Given instruction — Write out the material below again, unchanged.

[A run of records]
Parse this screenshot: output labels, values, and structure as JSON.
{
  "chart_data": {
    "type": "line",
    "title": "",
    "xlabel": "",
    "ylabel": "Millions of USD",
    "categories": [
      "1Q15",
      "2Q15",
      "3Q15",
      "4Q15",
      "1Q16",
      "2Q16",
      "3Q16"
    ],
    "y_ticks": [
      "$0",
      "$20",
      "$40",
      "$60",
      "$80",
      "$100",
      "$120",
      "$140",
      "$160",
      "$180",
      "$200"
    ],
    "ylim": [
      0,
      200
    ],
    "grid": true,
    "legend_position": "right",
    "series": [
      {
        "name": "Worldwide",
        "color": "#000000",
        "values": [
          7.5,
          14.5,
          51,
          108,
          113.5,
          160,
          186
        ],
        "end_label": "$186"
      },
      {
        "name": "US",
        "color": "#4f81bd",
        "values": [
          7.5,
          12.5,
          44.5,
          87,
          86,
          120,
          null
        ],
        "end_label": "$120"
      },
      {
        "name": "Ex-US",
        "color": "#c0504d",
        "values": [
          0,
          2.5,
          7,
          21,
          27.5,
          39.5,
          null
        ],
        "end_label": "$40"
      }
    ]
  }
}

Answer in full —
Parse this screenshot: output labels, values, and structure as JSON.
{
  "chart_data": {
    "type": "line",
    "title": "",
    "xlabel": "",
    "ylabel": "Millions of USD",
    "categories": [
      "1Q15",
      "2Q15",
      "3Q15",
      "4Q15",
      "1Q16",
      "2Q16",
      "3Q16"
    ],
    "y_ticks": [
      "$0",
      "$20",
      "$40",
      "$60",
      "$80",
      "$100",
      "$120",
      "$140",
      "$160",
      "$180",
      "$200"
    ],
    "ylim": [
      0,
      200
    ],
    "grid": true,
    "legend_position": "right",
    "series": [
      {
        "name": "Worldwide",
        "color": "#000000",
        "values": [
          7.5,
          14.5,
          51,
          108,
          113.5,
          160,
          186
        ],
        "end_label": "$186"
      },
      {
        "name": "US",
        "color": "#4f81bd",
        "values": [
          7.5,
          12.5,
          44.5,
          87,
          86,
          120,
          null
        ],
        "end_label": "$120"
      },
      {
        "name": "Ex-US",
        "color": "#c0504d",
        "values": [
          0,
          2.5,
          7,
          21,
          27.5,
          39.5,
          null
        ],
        "end_label": "$40"
      }
    ]
  }
}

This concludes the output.